_Exercise_: Retype each record below word for word. Leave the pictures out.

_Records provided_:
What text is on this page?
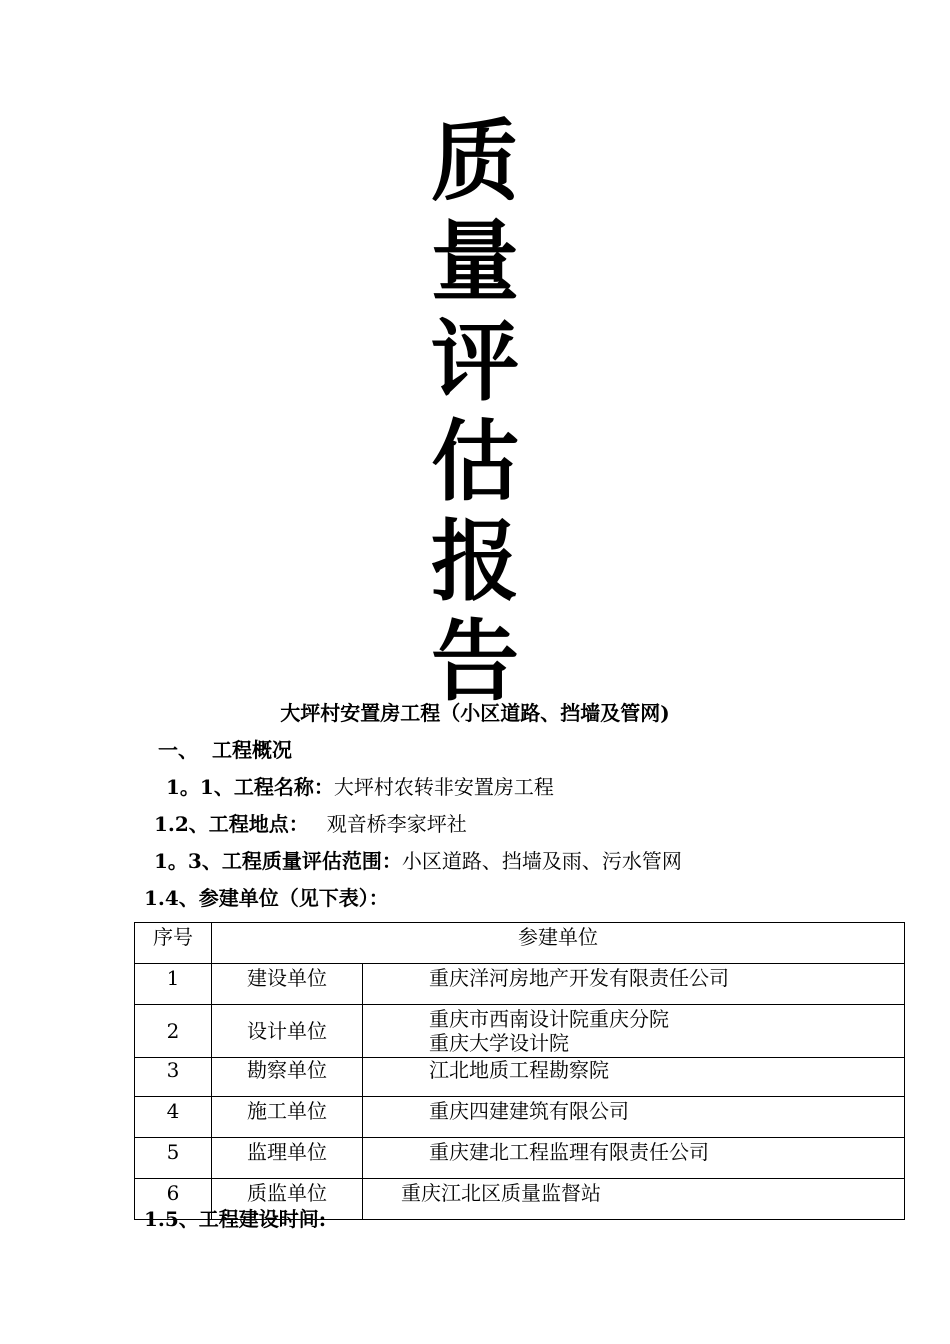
质
量
评
估
报
告
大坪村安置房工程（小区道路、挡墙及管网)
一、 工程概况
1。1、工程名称：大坪村农转非安置房工程
1.2、工程地点： 观音桥李家坪社
1。3、工程质量评估范围：小区道路、挡墙及雨、污水管网
1.4、参建单位（见下表）：
序号	参建单位	
1	建设单位	重庆洋河房地产开发有限责任公司
2	设计单位	重庆市西南设计院重庆分院
重庆大学设计院

3	勘察单位	江北地质工程勘察院
4	施工单位	重庆四建建筑有限公司
5	监理单位	重庆建北工程监理有限责任公司
6	质监单位	重庆江北区质量监督站
1.5、工程建设时间:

_Output of the exercise_:
What text is on this page?
质
量
评
估
报
告
大坪村安置房工程（小区道路、挡墙及管网)
一、 工程概况
1。1、工程名称：大坪村农转非安置房工程
1.2、工程地点： 观音桥李家坪社
1。3、工程质量评估范围：小区道路、挡墙及雨、污水管网
1.4、参建单位（见下表）：
序号	参建单位	
1	建设单位	重庆洋河房地产开发有限责任公司
2	设计单位	重庆市西南设计院重庆分院
重庆大学设计院

3	勘察单位	江北地质工程勘察院
4	施工单位	重庆四建建筑有限公司
5	监理单位	重庆建北工程监理有限责任公司
6	质监单位	重庆江北区质量监督站
1.5、工程建设时间:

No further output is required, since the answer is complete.